start Input
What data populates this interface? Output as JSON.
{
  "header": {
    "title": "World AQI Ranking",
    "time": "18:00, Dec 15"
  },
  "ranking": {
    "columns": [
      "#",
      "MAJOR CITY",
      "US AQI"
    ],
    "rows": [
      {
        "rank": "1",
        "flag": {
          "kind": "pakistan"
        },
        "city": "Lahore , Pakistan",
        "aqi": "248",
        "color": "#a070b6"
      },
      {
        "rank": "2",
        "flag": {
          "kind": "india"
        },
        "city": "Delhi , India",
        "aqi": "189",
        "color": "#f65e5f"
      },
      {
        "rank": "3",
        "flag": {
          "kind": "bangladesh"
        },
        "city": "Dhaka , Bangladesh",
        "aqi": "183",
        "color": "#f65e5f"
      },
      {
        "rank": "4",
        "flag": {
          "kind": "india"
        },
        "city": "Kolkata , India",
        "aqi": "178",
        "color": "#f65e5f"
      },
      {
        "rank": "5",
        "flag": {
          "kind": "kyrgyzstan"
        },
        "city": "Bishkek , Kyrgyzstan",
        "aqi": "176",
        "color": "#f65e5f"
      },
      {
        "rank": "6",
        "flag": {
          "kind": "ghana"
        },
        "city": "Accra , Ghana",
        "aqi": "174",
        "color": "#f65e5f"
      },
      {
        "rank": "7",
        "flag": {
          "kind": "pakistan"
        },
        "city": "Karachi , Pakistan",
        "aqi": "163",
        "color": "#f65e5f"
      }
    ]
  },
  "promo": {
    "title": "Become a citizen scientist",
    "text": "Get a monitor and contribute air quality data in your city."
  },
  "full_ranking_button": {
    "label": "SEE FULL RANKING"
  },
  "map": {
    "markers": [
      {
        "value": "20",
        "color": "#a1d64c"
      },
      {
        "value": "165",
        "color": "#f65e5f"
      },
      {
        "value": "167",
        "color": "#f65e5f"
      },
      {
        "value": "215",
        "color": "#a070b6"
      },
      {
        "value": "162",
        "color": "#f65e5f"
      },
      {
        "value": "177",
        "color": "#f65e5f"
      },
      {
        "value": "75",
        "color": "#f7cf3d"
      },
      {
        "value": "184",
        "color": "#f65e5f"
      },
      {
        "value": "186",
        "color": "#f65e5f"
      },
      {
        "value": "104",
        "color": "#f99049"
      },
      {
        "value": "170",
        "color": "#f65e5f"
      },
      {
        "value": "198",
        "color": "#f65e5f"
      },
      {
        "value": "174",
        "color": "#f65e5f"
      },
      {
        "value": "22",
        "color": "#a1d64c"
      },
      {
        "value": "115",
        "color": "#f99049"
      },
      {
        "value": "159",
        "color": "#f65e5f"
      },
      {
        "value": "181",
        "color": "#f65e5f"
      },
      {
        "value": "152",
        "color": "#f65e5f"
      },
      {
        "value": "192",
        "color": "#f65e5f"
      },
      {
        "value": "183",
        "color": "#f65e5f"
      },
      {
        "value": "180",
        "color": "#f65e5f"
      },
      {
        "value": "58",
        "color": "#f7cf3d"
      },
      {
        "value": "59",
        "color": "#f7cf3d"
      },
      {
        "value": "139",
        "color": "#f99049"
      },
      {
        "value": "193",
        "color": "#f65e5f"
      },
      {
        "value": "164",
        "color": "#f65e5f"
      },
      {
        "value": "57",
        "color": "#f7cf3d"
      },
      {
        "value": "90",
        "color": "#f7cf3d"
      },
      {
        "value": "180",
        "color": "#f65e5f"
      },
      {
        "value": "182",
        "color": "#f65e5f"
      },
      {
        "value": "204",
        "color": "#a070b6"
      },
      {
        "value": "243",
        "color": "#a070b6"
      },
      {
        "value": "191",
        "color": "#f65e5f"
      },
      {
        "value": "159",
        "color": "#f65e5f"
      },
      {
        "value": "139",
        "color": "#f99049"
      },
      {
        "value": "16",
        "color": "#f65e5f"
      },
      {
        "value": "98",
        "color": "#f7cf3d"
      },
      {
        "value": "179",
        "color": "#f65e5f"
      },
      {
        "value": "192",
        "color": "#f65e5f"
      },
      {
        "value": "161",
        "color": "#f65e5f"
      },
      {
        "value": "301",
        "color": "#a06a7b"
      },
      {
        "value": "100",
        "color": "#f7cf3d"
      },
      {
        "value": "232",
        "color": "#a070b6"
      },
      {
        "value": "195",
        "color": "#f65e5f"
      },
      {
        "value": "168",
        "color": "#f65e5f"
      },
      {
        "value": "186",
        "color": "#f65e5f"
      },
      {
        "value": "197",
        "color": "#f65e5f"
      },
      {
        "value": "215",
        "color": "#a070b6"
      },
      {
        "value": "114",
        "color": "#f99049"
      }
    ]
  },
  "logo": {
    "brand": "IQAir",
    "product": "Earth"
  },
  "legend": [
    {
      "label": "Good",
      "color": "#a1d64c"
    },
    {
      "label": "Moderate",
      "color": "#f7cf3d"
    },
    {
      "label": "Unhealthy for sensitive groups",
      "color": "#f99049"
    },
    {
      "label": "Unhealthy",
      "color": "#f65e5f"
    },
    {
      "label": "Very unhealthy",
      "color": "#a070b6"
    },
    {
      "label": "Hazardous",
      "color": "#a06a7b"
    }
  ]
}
end Input
Task objective => From the material above, gather all lines that include the string "label" and copy them.

Solution below =>
    "label": "SEE FULL RANKING"
      "label": "Good",
      "label": "Moderate",
      "label": "Unhealthy for sensitive groups",
      "label": "Unhealthy",
      "label": "Very unhealthy",
      "label": "Hazardous",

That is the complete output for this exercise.